* _To do_: Each line should be copied exactly.

* _Material supplied_:
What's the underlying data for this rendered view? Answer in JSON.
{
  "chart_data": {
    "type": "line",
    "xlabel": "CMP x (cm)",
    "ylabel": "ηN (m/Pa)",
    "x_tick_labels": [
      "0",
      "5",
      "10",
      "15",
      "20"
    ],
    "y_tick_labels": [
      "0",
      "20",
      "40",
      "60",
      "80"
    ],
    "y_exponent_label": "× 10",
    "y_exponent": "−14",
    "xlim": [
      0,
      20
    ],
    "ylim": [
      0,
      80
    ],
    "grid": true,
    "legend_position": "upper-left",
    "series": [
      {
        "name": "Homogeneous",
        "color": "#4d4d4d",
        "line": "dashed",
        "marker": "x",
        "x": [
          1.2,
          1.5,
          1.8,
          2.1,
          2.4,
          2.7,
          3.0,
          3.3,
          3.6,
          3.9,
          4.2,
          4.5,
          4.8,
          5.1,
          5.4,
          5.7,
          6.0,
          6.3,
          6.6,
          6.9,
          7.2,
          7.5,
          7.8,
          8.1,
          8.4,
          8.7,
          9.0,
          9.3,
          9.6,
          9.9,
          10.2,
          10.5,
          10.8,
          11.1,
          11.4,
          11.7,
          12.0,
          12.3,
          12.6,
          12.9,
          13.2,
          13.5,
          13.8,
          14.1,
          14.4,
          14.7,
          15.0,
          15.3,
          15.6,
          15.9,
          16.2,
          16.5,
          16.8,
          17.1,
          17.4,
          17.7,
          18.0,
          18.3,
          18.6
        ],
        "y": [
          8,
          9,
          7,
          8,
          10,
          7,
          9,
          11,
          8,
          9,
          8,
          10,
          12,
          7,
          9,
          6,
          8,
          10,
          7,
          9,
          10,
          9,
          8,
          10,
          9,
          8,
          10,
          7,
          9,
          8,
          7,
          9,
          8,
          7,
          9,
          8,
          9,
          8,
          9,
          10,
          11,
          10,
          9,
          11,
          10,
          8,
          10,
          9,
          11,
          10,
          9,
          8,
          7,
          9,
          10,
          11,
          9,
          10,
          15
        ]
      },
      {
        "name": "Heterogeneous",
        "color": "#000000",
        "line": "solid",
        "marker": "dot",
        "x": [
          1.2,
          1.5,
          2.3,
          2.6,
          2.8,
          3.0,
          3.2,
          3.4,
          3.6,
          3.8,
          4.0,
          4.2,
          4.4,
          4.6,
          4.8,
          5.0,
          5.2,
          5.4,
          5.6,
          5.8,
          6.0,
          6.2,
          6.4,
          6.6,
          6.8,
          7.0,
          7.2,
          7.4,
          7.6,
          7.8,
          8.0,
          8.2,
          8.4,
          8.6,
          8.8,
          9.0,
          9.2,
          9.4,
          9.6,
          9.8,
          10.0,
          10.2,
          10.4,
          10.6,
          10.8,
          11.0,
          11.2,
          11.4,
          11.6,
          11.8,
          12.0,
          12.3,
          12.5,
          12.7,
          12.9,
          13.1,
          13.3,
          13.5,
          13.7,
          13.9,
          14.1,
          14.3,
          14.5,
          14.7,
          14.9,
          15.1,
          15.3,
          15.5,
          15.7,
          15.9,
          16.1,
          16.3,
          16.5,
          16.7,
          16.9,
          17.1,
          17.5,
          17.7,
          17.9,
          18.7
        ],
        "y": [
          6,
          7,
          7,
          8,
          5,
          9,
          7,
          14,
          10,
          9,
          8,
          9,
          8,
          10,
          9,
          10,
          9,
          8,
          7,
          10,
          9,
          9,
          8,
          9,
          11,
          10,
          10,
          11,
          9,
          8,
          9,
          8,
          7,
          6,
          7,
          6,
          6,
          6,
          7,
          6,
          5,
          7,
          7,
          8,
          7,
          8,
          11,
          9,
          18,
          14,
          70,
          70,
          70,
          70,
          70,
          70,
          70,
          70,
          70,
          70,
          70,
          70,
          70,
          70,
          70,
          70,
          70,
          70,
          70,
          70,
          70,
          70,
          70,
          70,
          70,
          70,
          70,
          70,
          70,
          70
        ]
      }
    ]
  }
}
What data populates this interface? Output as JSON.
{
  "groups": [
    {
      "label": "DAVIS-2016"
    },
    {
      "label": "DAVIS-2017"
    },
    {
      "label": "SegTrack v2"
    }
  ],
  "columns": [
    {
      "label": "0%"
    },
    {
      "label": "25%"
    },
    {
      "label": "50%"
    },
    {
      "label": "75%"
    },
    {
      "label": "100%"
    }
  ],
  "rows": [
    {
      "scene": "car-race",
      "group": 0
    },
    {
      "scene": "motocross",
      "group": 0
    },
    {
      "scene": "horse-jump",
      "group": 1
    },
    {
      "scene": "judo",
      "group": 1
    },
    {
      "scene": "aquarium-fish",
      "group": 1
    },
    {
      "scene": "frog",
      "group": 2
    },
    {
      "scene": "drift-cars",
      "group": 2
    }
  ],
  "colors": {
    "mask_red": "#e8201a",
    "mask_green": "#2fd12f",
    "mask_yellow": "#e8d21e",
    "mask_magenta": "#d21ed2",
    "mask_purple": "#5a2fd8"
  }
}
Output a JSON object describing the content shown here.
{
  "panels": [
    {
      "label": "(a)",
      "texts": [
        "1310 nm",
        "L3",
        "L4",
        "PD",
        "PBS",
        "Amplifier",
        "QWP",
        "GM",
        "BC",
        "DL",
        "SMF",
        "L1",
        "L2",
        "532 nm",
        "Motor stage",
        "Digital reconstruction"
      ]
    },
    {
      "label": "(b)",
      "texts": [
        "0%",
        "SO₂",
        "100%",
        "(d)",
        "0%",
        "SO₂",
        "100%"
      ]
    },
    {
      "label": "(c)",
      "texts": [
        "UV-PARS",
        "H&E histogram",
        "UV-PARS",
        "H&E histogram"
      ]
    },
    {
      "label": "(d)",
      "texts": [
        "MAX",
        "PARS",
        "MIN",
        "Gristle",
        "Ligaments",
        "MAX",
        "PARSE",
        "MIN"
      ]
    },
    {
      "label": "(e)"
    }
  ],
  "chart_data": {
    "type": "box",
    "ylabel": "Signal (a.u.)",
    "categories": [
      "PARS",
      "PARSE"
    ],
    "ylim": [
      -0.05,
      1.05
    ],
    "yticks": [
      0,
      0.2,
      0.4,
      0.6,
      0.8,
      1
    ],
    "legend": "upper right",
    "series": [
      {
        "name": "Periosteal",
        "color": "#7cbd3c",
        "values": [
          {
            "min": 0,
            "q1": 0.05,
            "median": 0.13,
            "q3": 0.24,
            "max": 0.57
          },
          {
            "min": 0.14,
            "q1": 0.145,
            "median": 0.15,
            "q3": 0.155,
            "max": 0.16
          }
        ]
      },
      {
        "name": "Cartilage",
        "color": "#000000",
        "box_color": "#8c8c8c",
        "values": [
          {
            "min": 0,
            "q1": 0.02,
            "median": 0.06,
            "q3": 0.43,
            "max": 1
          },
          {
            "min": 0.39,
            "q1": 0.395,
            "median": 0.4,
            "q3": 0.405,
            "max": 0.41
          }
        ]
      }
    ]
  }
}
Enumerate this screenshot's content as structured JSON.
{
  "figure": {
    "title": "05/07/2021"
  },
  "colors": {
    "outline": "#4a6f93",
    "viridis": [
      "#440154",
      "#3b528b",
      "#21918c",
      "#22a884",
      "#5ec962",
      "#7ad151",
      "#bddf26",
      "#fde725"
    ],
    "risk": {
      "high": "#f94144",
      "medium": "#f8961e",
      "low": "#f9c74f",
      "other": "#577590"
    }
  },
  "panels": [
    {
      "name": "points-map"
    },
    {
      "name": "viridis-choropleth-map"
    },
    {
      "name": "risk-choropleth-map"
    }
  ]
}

* _Answer for this exercise_:
What's the underlying data for this rendered view? Answer in JSON.
{
  "chart_data": {
    "type": "line",
    "xlabel": "CMP x (cm)",
    "ylabel": "ηN (m/Pa)",
    "x_tick_labels": [
      "0",
      "5",
      "10",
      "15",
      "20"
    ],
    "y_tick_labels": [
      "0",
      "20",
      "40",
      "60",
      "80"
    ],
    "y_exponent_label": "× 10",
    "y_exponent": "−14",
    "xlim": [
      0,
      20
    ],
    "ylim": [
      0,
      80
    ],
    "grid": true,
    "legend_position": "upper-left",
    "series": [
      {
        "name": "Homogeneous",
        "color": "#4d4d4d",
        "line": "dashed",
        "marker": "x",
        "x": [
          1.2,
          1.5,
          1.8,
          2.1,
          2.4,
          2.7,
          3.0,
          3.3,
          3.6,
          3.9,
          4.2,
          4.5,
          4.8,
          5.1,
          5.4,
          5.7,
          6.0,
          6.3,
          6.6,
          6.9,
          7.2,
          7.5,
          7.8,
          8.1,
          8.4,
          8.7,
          9.0,
          9.3,
          9.6,
          9.9,
          10.2,
          10.5,
          10.8,
          11.1,
          11.4,
          11.7,
          12.0,
          12.3,
          12.6,
          12.9,
          13.2,
          13.5,
          13.8,
          14.1,
          14.4,
          14.7,
          15.0,
          15.3,
          15.6,
          15.9,
          16.2,
          16.5,
          16.8,
          17.1,
          17.4,
          17.7,
          18.0,
          18.3,
          18.6
        ],
        "y": [
          8,
          9,
          7,
          8,
          10,
          7,
          9,
          11,
          8,
          9,
          8,
          10,
          12,
          7,
          9,
          6,
          8,
          10,
          7,
          9,
          10,
          9,
          8,
          10,
          9,
          8,
          10,
          7,
          9,
          8,
          7,
          9,
          8,
          7,
          9,
          8,
          9,
          8,
          9,
          10,
          11,
          10,
          9,
          11,
          10,
          8,
          10,
          9,
          11,
          10,
          9,
          8,
          7,
          9,
          10,
          11,
          9,
          10,
          15
        ]
      },
      {
        "name": "Heterogeneous",
        "color": "#000000",
        "line": "solid",
        "marker": "dot",
        "x": [
          1.2,
          1.5,
          2.3,
          2.6,
          2.8,
          3.0,
          3.2,
          3.4,
          3.6,
          3.8,
          4.0,
          4.2,
          4.4,
          4.6,
          4.8,
          5.0,
          5.2,
          5.4,
          5.6,
          5.8,
          6.0,
          6.2,
          6.4,
          6.6,
          6.8,
          7.0,
          7.2,
          7.4,
          7.6,
          7.8,
          8.0,
          8.2,
          8.4,
          8.6,
          8.8,
          9.0,
          9.2,
          9.4,
          9.6,
          9.8,
          10.0,
          10.2,
          10.4,
          10.6,
          10.8,
          11.0,
          11.2,
          11.4,
          11.6,
          11.8,
          12.0,
          12.3,
          12.5,
          12.7,
          12.9,
          13.1,
          13.3,
          13.5,
          13.7,
          13.9,
          14.1,
          14.3,
          14.5,
          14.7,
          14.9,
          15.1,
          15.3,
          15.5,
          15.7,
          15.9,
          16.1,
          16.3,
          16.5,
          16.7,
          16.9,
          17.1,
          17.5,
          17.7,
          17.9,
          18.7
        ],
        "y": [
          6,
          7,
          7,
          8,
          5,
          9,
          7,
          14,
          10,
          9,
          8,
          9,
          8,
          10,
          9,
          10,
          9,
          8,
          7,
          10,
          9,
          9,
          8,
          9,
          11,
          10,
          10,
          11,
          9,
          8,
          9,
          8,
          7,
          6,
          7,
          6,
          6,
          6,
          7,
          6,
          5,
          7,
          7,
          8,
          7,
          8,
          11,
          9,
          18,
          14,
          70,
          70,
          70,
          70,
          70,
          70,
          70,
          70,
          70,
          70,
          70,
          70,
          70,
          70,
          70,
          70,
          70,
          70,
          70,
          70,
          70,
          70,
          70,
          70,
          70,
          70,
          70,
          70,
          70,
          70
        ]
      }
    ]
  }
}
What data populates this interface? Output as JSON.
{
  "groups": [
    {
      "label": "DAVIS-2016"
    },
    {
      "label": "DAVIS-2017"
    },
    {
      "label": "SegTrack v2"
    }
  ],
  "columns": [
    {
      "label": "0%"
    },
    {
      "label": "25%"
    },
    {
      "label": "50%"
    },
    {
      "label": "75%"
    },
    {
      "label": "100%"
    }
  ],
  "rows": [
    {
      "scene": "car-race",
      "group": 0
    },
    {
      "scene": "motocross",
      "group": 0
    },
    {
      "scene": "horse-jump",
      "group": 1
    },
    {
      "scene": "judo",
      "group": 1
    },
    {
      "scene": "aquarium-fish",
      "group": 1
    },
    {
      "scene": "frog",
      "group": 2
    },
    {
      "scene": "drift-cars",
      "group": 2
    }
  ],
  "colors": {
    "mask_red": "#e8201a",
    "mask_green": "#2fd12f",
    "mask_yellow": "#e8d21e",
    "mask_magenta": "#d21ed2",
    "mask_purple": "#5a2fd8"
  }
}
Output a JSON object describing the content shown here.
{
  "panels": [
    {
      "label": "(a)",
      "texts": [
        "1310 nm",
        "L3",
        "L4",
        "PD",
        "PBS",
        "Amplifier",
        "QWP",
        "GM",
        "BC",
        "DL",
        "SMF",
        "L1",
        "L2",
        "532 nm",
        "Motor stage",
        "Digital reconstruction"
      ]
    },
    {
      "label": "(b)",
      "texts": [
        "0%",
        "SO₂",
        "100%",
        "(d)",
        "0%",
        "SO₂",
        "100%"
      ]
    },
    {
      "label": "(c)",
      "texts": [
        "UV-PARS",
        "H&E histogram",
        "UV-PARS",
        "H&E histogram"
      ]
    },
    {
      "label": "(d)",
      "texts": [
        "MAX",
        "PARS",
        "MIN",
        "Gristle",
        "Ligaments",
        "MAX",
        "PARSE",
        "MIN"
      ]
    },
    {
      "label": "(e)"
    }
  ],
  "chart_data": {
    "type": "box",
    "ylabel": "Signal (a.u.)",
    "categories": [
      "PARS",
      "PARSE"
    ],
    "ylim": [
      -0.05,
      1.05
    ],
    "yticks": [
      0,
      0.2,
      0.4,
      0.6,
      0.8,
      1
    ],
    "legend": "upper right",
    "series": [
      {
        "name": "Periosteal",
        "color": "#7cbd3c",
        "values": [
          {
            "min": 0,
            "q1": 0.05,
            "median": 0.13,
            "q3": 0.24,
            "max": 0.57
          },
          {
            "min": 0.14,
            "q1": 0.145,
            "median": 0.15,
            "q3": 0.155,
            "max": 0.16
          }
        ]
      },
      {
        "name": "Cartilage",
        "color": "#000000",
        "box_color": "#8c8c8c",
        "values": [
          {
            "min": 0,
            "q1": 0.02,
            "median": 0.06,
            "q3": 0.43,
            "max": 1
          },
          {
            "min": 0.39,
            "q1": 0.395,
            "median": 0.4,
            "q3": 0.405,
            "max": 0.41
          }
        ]
      }
    ]
  }
}
Enumerate this screenshot's content as structured JSON.
{
  "figure": {
    "title": "05/07/2021"
  },
  "colors": {
    "outline": "#4a6f93",
    "viridis": [
      "#440154",
      "#3b528b",
      "#21918c",
      "#22a884",
      "#5ec962",
      "#7ad151",
      "#bddf26",
      "#fde725"
    ],
    "risk": {
      "high": "#f94144",
      "medium": "#f8961e",
      "low": "#f9c74f",
      "other": "#577590"
    }
  },
  "panels": [
    {
      "name": "points-map"
    },
    {
      "name": "viridis-choropleth-map"
    },
    {
      "name": "risk-choropleth-map"
    }
  ]
}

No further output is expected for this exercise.